» Task prompt:
Take the material below and write it all out again exactly.

» Items:
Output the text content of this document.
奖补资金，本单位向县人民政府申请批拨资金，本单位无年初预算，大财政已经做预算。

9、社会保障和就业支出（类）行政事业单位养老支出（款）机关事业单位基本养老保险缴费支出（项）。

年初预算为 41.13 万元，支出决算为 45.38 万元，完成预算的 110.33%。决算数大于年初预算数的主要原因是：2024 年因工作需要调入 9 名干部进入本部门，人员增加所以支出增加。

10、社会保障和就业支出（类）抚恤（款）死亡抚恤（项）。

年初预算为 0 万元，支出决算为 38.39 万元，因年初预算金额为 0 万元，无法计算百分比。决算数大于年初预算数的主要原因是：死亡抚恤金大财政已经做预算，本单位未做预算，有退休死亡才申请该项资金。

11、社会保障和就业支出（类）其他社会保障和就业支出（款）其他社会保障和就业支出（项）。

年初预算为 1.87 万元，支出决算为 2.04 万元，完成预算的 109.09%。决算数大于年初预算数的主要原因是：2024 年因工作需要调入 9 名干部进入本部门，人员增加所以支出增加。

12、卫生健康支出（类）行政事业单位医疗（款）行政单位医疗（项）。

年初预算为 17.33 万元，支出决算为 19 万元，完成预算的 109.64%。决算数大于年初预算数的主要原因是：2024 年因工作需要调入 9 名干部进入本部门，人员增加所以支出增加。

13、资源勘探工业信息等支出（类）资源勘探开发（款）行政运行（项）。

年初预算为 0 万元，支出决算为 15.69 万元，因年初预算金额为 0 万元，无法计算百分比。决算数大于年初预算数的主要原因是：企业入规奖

» Finished exercise:
Output the text content of this document.
奖补资金，本单位向县人民政府申请批拨资金，本单位无年初预算，大财政已经做预算。

9、社会保障和就业支出（类）行政事业单位养老支出（款）机关事业单位基本养老保险缴费支出（项）。

年初预算为 41.13 万元，支出决算为 45.38 万元，完成预算的 110.33%。决算数大于年初预算数的主要原因是：2024 年因工作需要调入 9 名干部进入本部门，人员增加所以支出增加。

10、社会保障和就业支出（类）抚恤（款）死亡抚恤（项）。

年初预算为 0 万元，支出决算为 38.39 万元，因年初预算金额为 0 万元，无法计算百分比。决算数大于年初预算数的主要原因是：死亡抚恤金大财政已经做预算，本单位未做预算，有退休死亡才申请该项资金。

11、社会保障和就业支出（类）其他社会保障和就业支出（款）其他社会保障和就业支出（项）。

年初预算为 1.87 万元，支出决算为 2.04 万元，完成预算的 109.09%。决算数大于年初预算数的主要原因是：2024 年因工作需要调入 9 名干部进入本部门，人员增加所以支出增加。

12、卫生健康支出（类）行政事业单位医疗（款）行政单位医疗（项）。

年初预算为 17.33 万元，支出决算为 19 万元，完成预算的 109.64%。决算数大于年初预算数的主要原因是：2024 年因工作需要调入 9 名干部进入本部门，人员增加所以支出增加。

13、资源勘探工业信息等支出（类）资源勘探开发（款）行政运行（项）。

年初预算为 0 万元，支出决算为 15.69 万元，因年初预算金额为 0 万元，无法计算百分比。决算数大于年初预算数的主要原因是：企业入规奖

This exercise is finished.